Exercise instructions » Your task is to copy each line that has the word "categories".

+++ Information given

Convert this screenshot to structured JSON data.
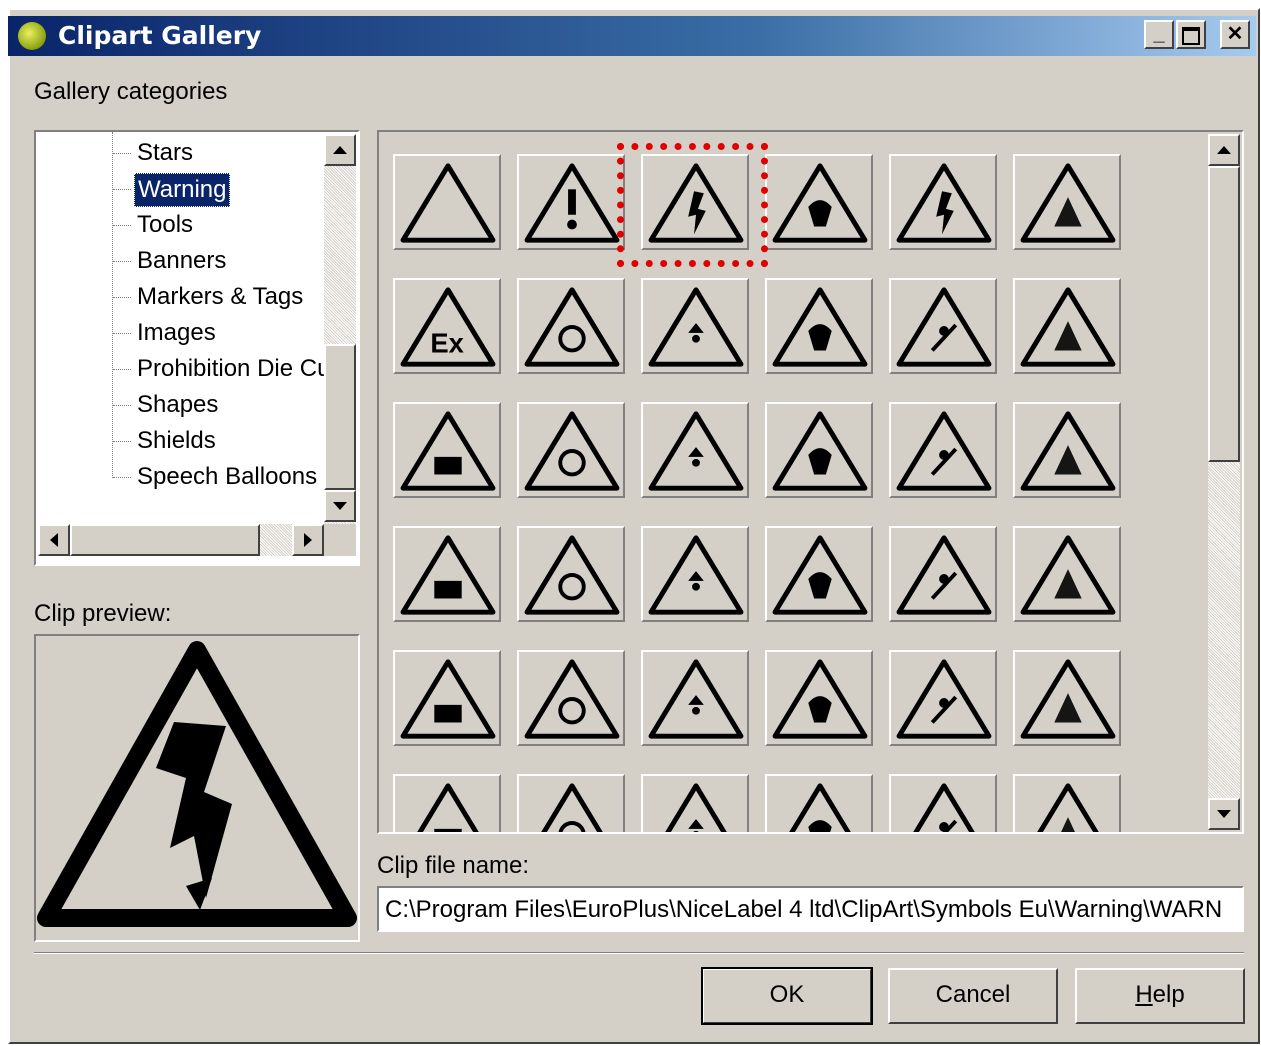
{
  "window": {
    "title": "Clipart Gallery",
    "controls": [
      "minimize",
      "maximize",
      "close"
    ]
  },
  "categories": {
    "label": "Gallery categories",
    "items": [
      "Stars",
      "Warning",
      "Tools",
      "Banners",
      "Markers & Tags",
      "Images",
      "Prohibition Die Cu",
      "Shapes",
      "Shields",
      "Speech Balloons"
    ],
    "selected": "Warning"
  },
  "preview": {
    "label": "Clip preview:",
    "icon": "high-voltage-warning-icon"
  },
  "gallery": {
    "selected_index": 2,
    "clips": [
      "blank-warning-icon",
      "exclamation-warning-icon",
      "high-voltage-warning-icon",
      "electric-shock-warning-icon",
      "lightning-warning-icon",
      "explosive-warning-icon",
      "ex-explosive-atmosphere-icon",
      "flammable-warning-icon",
      "oxidizing-warning-icon",
      "corrosive-warning-icon",
      "battery-acid-warning-icon",
      "toxic-skull-warning-icon",
      "harmful-irritant-warning-icon",
      "biohazard-warning-icon",
      "radiation-warning-icon",
      "cold-temperature-warning-icon",
      "laser-warning-icon",
      "gas-cylinder-warning-icon",
      "truck-warning-icon",
      "forklift-warning-icon",
      "excavator-warning-icon",
      "digger-warning-icon",
      "running-person-warning-icon",
      "fall-stairs-warning-icon",
      "slip-warning-icon",
      "slippery-steps-warning-icon",
      "falling-person-warning-icon",
      "wet-floor-warning-icon",
      "floor-hole-warning-icon",
      "sand-slip-warning-icon",
      "overhead-load-warning-icon",
      "hot-surface-warning-icon",
      "entanglement-warning-icon",
      "crane-hook-warning-icon",
      "pedestrian-warning-icon",
      "obstacle-warning-icon"
    ]
  },
  "file": {
    "label": "Clip file name:",
    "value": "C:\\Program Files\\EuroPlus\\NiceLabel 4 ltd\\ClipArt\\Symbols Eu\\Warning\\WARN"
  },
  "buttons": {
    "ok": "OK",
    "cancel": "Cancel",
    "help": "Help"
  }
}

++++++

Result »
  "categories": {
    "label": "Gallery categories",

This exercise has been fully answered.